* Do this *
Pictures should be excluded; otherwise, copy every entry exactly.

Dataset items
______________________________

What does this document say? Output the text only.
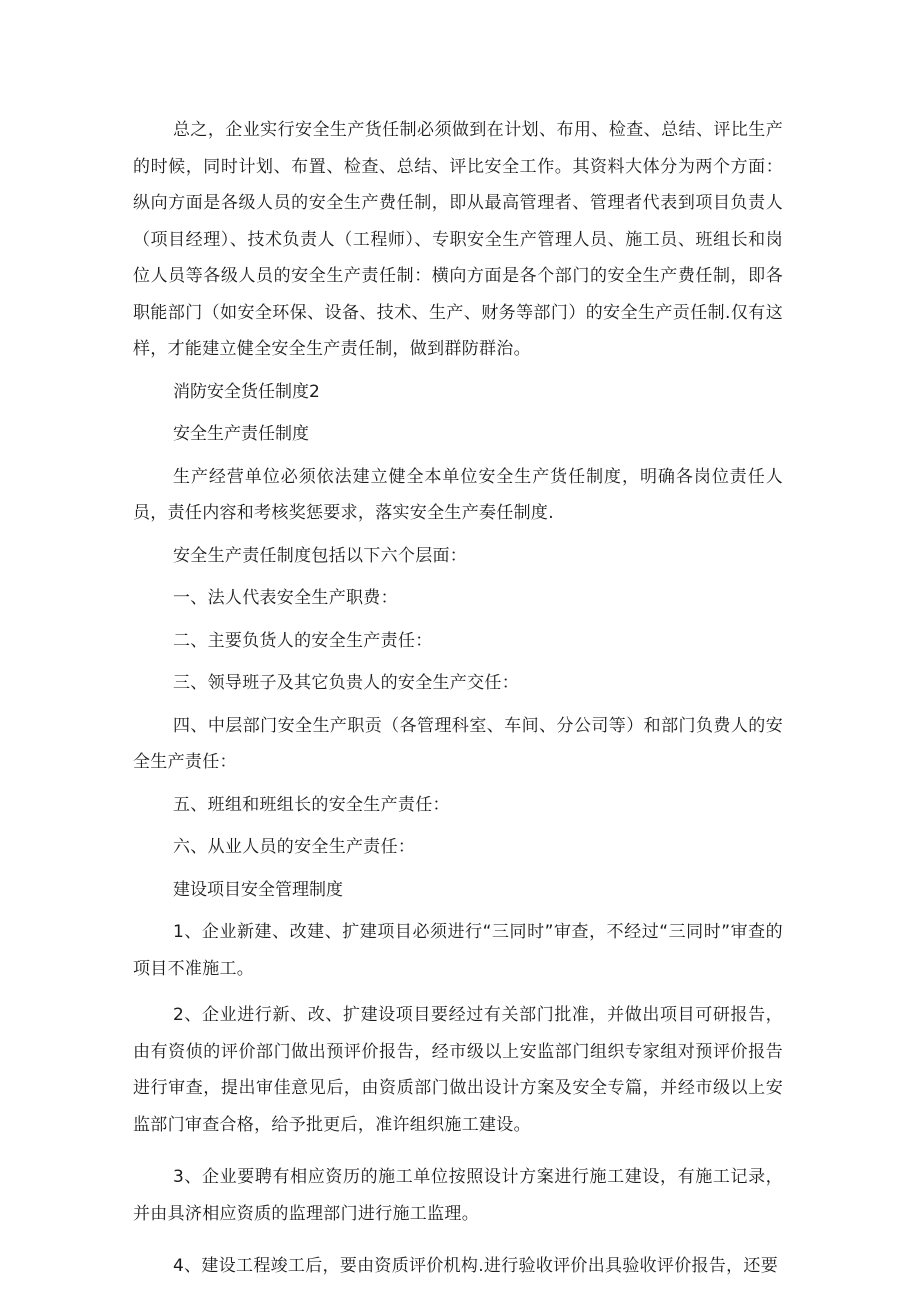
总之，企业实行安全生产货任制必须做到在计划、布用、检查、总结、评比生产的时候，同时计划、布置、检查、总结、评比安全工作。其资料大体分为两个方面：纵向方面是各级人员的安全生产费任制，即从最高管理者、管理者代表到项目负责人（项目经理）、技术负责人（工程师）、专职安全生产管理人员、施工员、班组长和岗位人员等各级人员的安全生产责任制：横向方面是各个部门的安全生产费任制，即各职能部门（如安全环保、设备、技术、生产、财务等部门）的安全生产贡任制.仅有这样，才能建立健全安全生产责任制，做到群防群治。

消防安全货任制度2

安全生产责任制度

生产经营单位必须依法建立健全本单位安全生产货任制度，明确各岗位责任人员，责任内容和考核奖惩要求，落实安全生产奏任制度.

安全生产责任制度包括以下六个层面：

一、法人代表安全生产职费：

二、主要负货人的安全生产责任：

三、领导班子及其它负贵人的安全生产交任：

四、中层部门安全生产职贡（各管理科室、车间、分公司等）和部门负费人的安全生产责任：

五、班组和班组长的安全生产责任：

六、从业人员的安全生产责任：

建设项目安全管理制度

1、企业新建、改建、扩建项目必须进行“三同时”审查，不经过“三同时”审查的项目不准施工。

2、企业进行新、改、扩建设项目要经过有关部门批准，并做出项目可研报告，由有资侦的评价部门做出预评价报告，经市级以上安监部门组织专家组对预评价报告进行审查，提出审佳意见后，由资质部门做出设计方案及安全专篇，并经市级以上安监部门审查合格，给予批更后，准许组织施工建设。

3、企业要聘有相应资历的施工单位按照设计方案进行施工建设，有施工记录，并由具济相应资质的监理部门进行施工监理。

4、建设工程竣工后，要由资质评价机构.进行验收评价出具验收评价报告，还要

______________________________

* Solution for this problem *
What does this document say? Output the text only.
总之，企业实行安全生产货任制必须做到在计划、布用、检查、总结、评比生产的时候，同时计划、布置、检查、总结、评比安全工作。其资料大体分为两个方面：纵向方面是各级人员的安全生产费任制，即从最高管理者、管理者代表到项目负责人（项目经理）、技术负责人（工程师）、专职安全生产管理人员、施工员、班组长和岗位人员等各级人员的安全生产责任制：横向方面是各个部门的安全生产费任制，即各职能部门（如安全环保、设备、技术、生产、财务等部门）的安全生产贡任制.仅有这样，才能建立健全安全生产责任制，做到群防群治。

消防安全货任制度2

安全生产责任制度

生产经营单位必须依法建立健全本单位安全生产货任制度，明确各岗位责任人员，责任内容和考核奖惩要求，落实安全生产奏任制度.

安全生产责任制度包括以下六个层面：

一、法人代表安全生产职费：

二、主要负货人的安全生产责任：

三、领导班子及其它负贵人的安全生产交任：

四、中层部门安全生产职贡（各管理科室、车间、分公司等）和部门负费人的安全生产责任：

五、班组和班组长的安全生产责任：

六、从业人员的安全生产责任：

建设项目安全管理制度

1、企业新建、改建、扩建项目必须进行“三同时”审查，不经过“三同时”审查的项目不准施工。

2、企业进行新、改、扩建设项目要经过有关部门批准，并做出项目可研报告，由有资侦的评价部门做出预评价报告，经市级以上安监部门组织专家组对预评价报告进行审查，提出审佳意见后，由资质部门做出设计方案及安全专篇，并经市级以上安监部门审查合格，给予批更后，准许组织施工建设。

3、企业要聘有相应资历的施工单位按照设计方案进行施工建设，有施工记录，并由具济相应资质的监理部门进行施工监理。

4、建设工程竣工后，要由资质评价机构.进行验收评价出具验收评价报告，还要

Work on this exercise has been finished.